## STATED PROBLEM
Copy each line of the data below exactly, leaving out pictures.

++++++

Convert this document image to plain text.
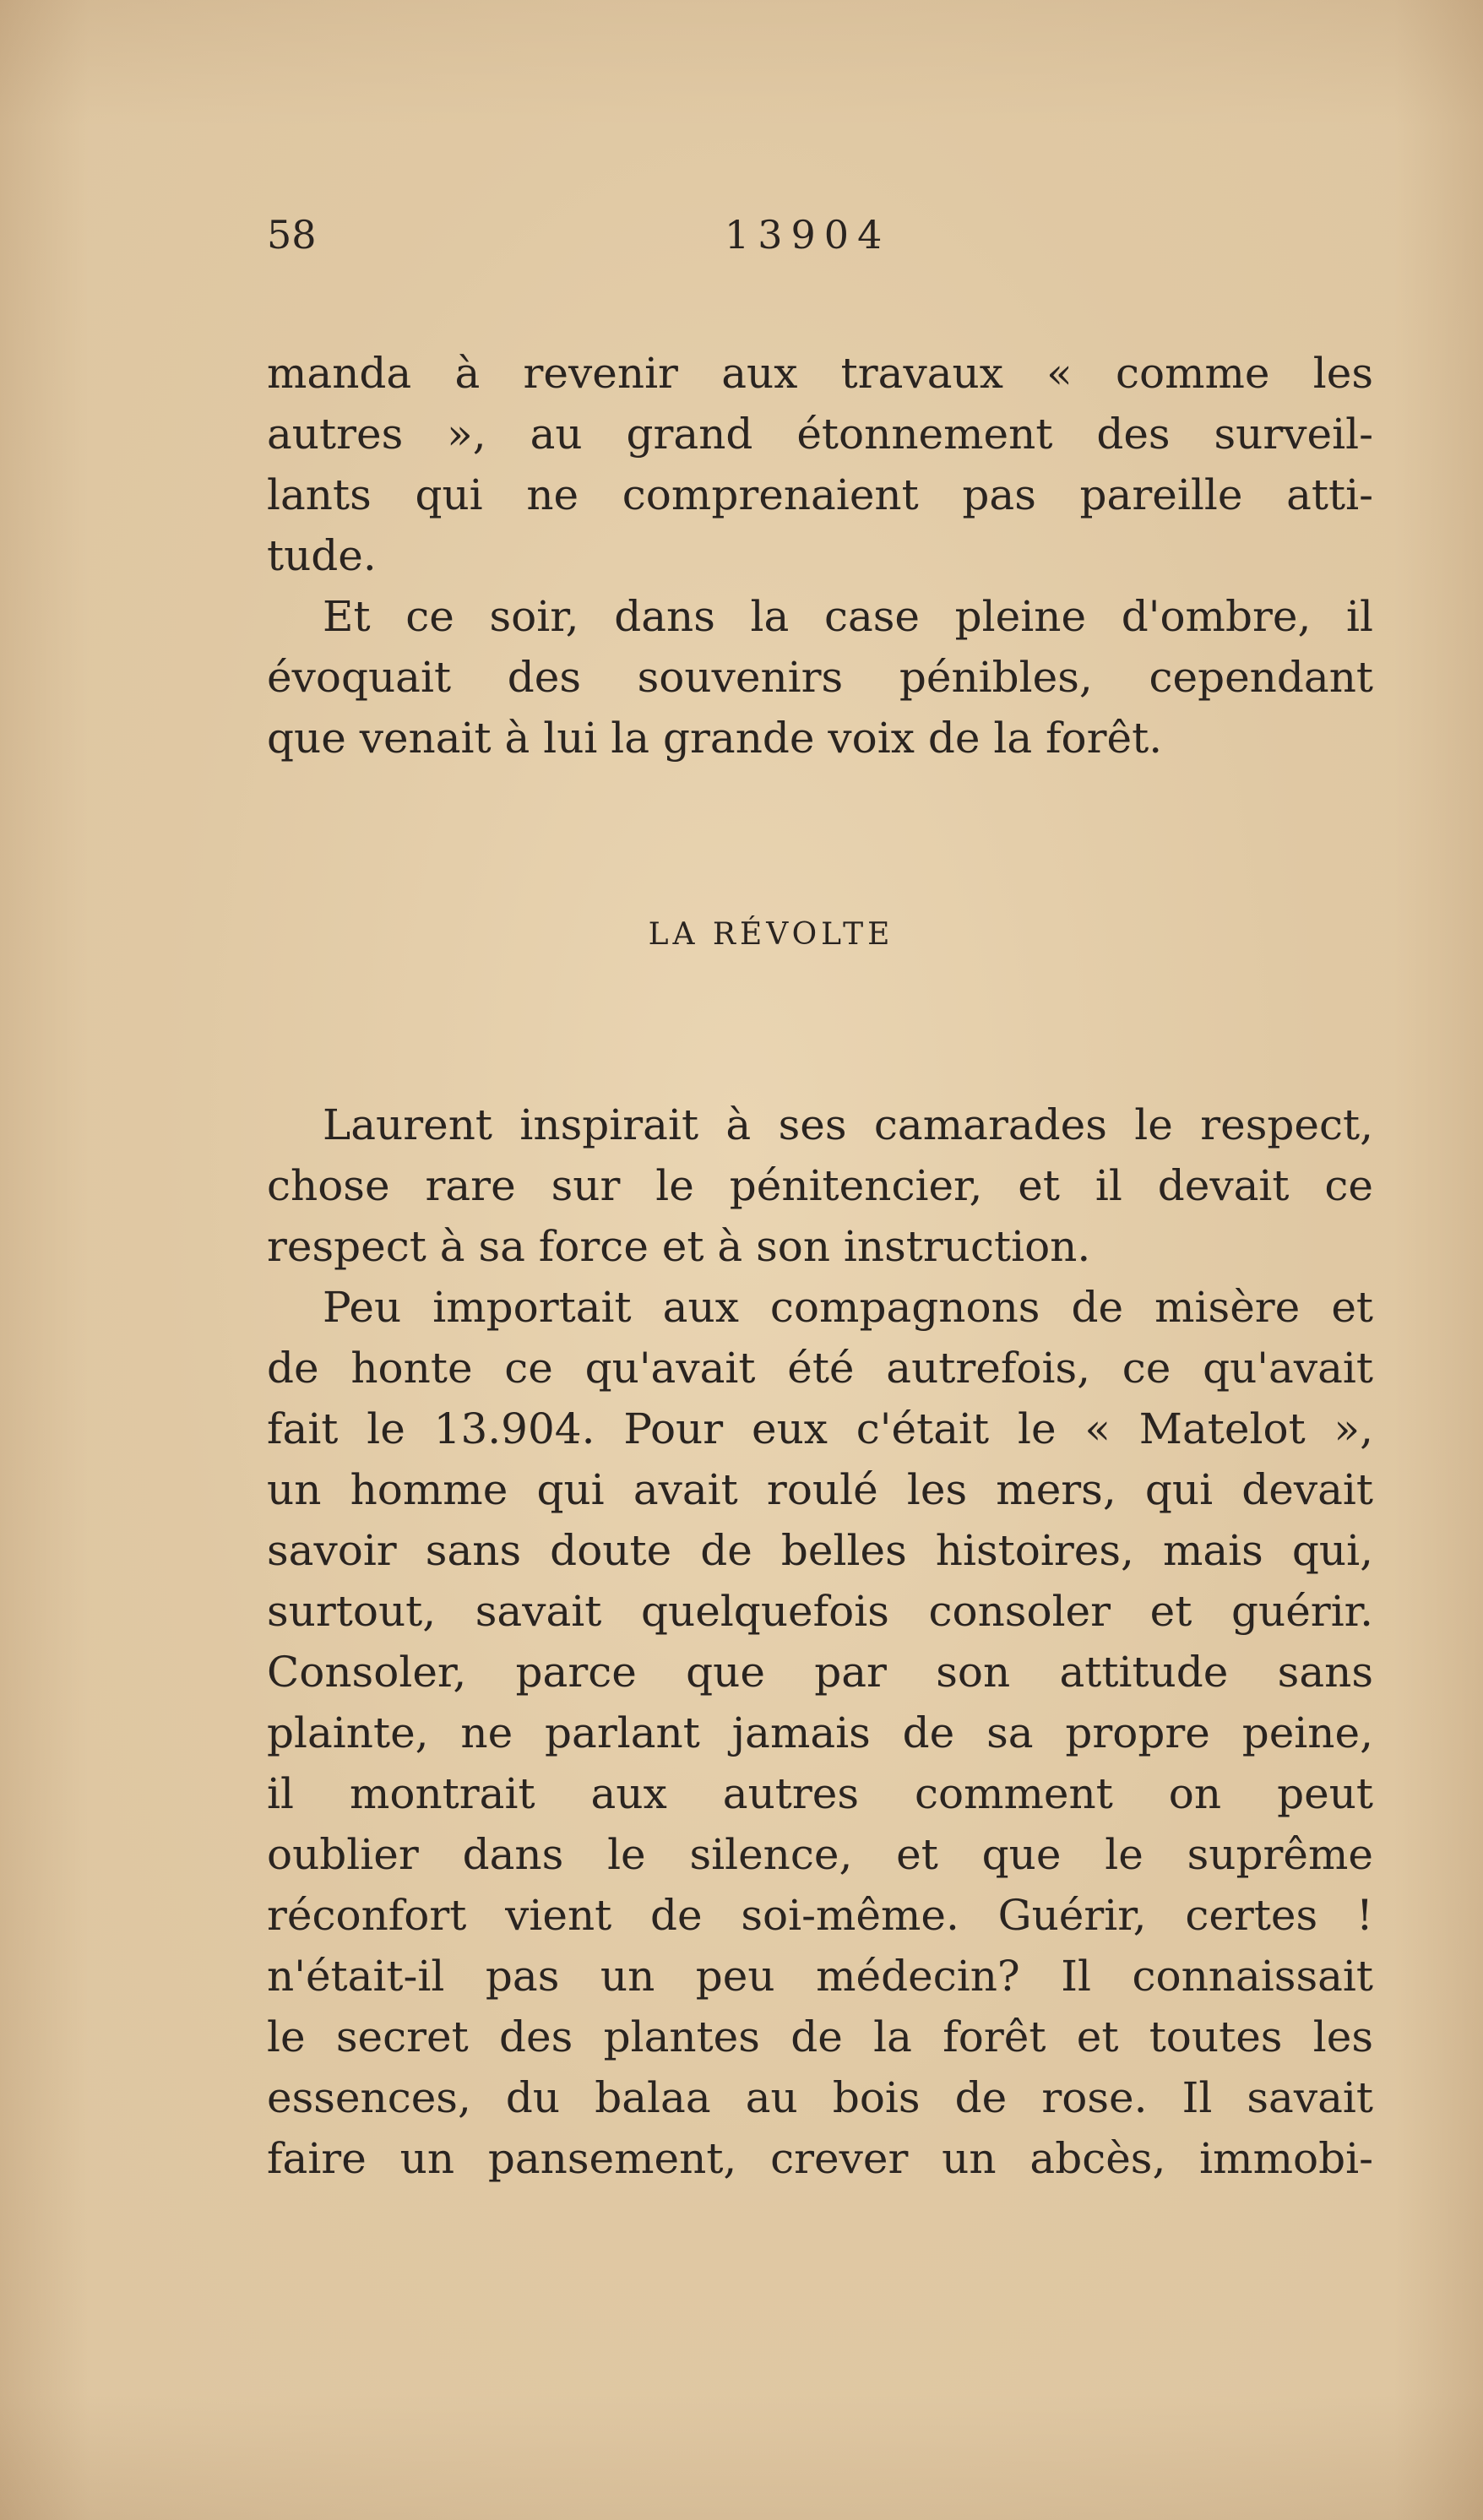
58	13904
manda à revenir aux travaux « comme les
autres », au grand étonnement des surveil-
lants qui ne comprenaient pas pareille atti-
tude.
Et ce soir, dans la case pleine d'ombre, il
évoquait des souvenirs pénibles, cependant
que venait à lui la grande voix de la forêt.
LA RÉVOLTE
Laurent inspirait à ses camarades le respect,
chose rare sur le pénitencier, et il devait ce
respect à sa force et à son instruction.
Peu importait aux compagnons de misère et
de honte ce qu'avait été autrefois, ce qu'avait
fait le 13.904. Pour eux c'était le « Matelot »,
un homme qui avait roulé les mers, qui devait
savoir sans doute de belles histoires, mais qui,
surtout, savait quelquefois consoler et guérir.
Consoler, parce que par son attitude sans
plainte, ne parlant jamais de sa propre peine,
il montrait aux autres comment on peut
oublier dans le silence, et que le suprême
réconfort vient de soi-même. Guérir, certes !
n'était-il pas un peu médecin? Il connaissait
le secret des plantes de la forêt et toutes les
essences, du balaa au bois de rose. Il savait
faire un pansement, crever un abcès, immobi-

++++++

## THE RESULT
Convert this document image to plain text.
58	13904
manda à revenir aux travaux « comme les
autres », au grand étonnement des surveil-
lants qui ne comprenaient pas pareille atti-
tude.
Et ce soir, dans la case pleine d'ombre, il
évoquait des souvenirs pénibles, cependant
que venait à lui la grande voix de la forêt.
LA RÉVOLTE
Laurent inspirait à ses camarades le respect,
chose rare sur le pénitencier, et il devait ce
respect à sa force et à son instruction.
Peu importait aux compagnons de misère et
de honte ce qu'avait été autrefois, ce qu'avait
fait le 13.904. Pour eux c'était le « Matelot »,
un homme qui avait roulé les mers, qui devait
savoir sans doute de belles histoires, mais qui,
surtout, savait quelquefois consoler et guérir.
Consoler, parce que par son attitude sans
plainte, ne parlant jamais de sa propre peine,
il montrait aux autres comment on peut
oublier dans le silence, et que le suprême
réconfort vient de soi-même. Guérir, certes !
n'était-il pas un peu médecin? Il connaissait
le secret des plantes de la forêt et toutes les
essences, du balaa au bois de rose. Il savait
faire un pansement, crever un abcès, immobi-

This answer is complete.